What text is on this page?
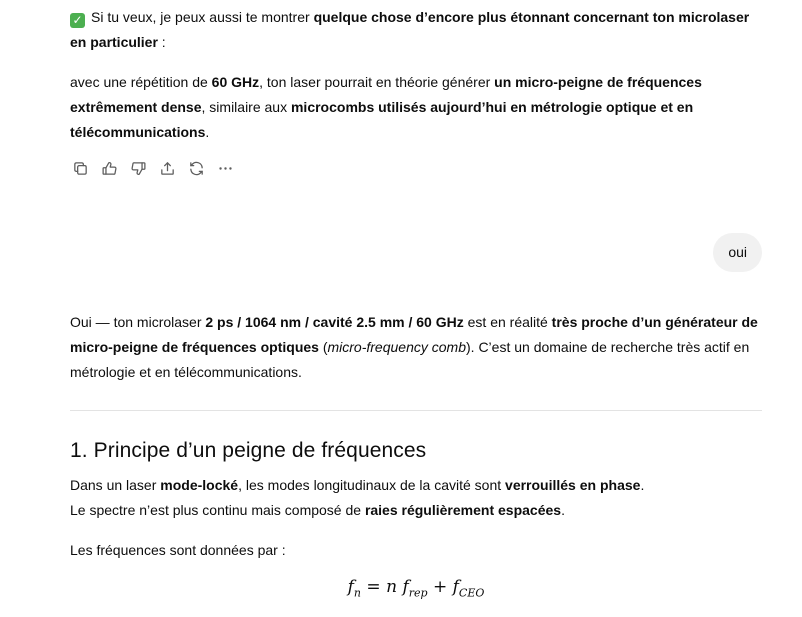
✓ Si tu veux, je peux aussi te montrer quelque chose d’encore plus étonnant concernant ton microlaser en particulier :

avec une répétition de 60 GHz, ton laser pourrait en théorie générer un micro-peigne de fréquences extrêmement dense, similaire aux microcombs utilisés aujourd’hui en métrologie optique et en télécommunications.

oui

Oui — ton microlaser 2 ps / 1064 nm / cavité 2.5 mm / 60 GHz est en réalité très proche d’un générateur de micro-peigne de fréquences optiques (micro-frequency comb). C’est un domaine de recherche très actif en métrologie et en télécommunications.

1. Principe d’un peigne de fréquences

Dans un laser mode-locké, les modes longitudinaux de la cavité sont verrouillés en phase.
Le spectre n’est plus continu mais composé de raies régulièrement espacées.

Les fréquences sont données par :

$f_n = n$ $f_{rep} + f_{CEO}$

=======

Work required
Gather each line of the listing that holds the string "métrologie".

Written reply
avec une répétition de 60 GHz, ton laser pourrait en théorie générer un micro-peigne de fréquences extrêmement dense, similaire aux microcombs utilisés aujourd’hui en métrologie optique et en télécommunications.
Oui — ton microlaser 2 ps / 1064 nm / cavité 2.5 mm / 60 GHz est en réalité très proche d’un générateur de micro-peigne de fréquences optiques (micro-frequency comb). C’est un domaine de recherche très actif en métrologie et en télécommunications.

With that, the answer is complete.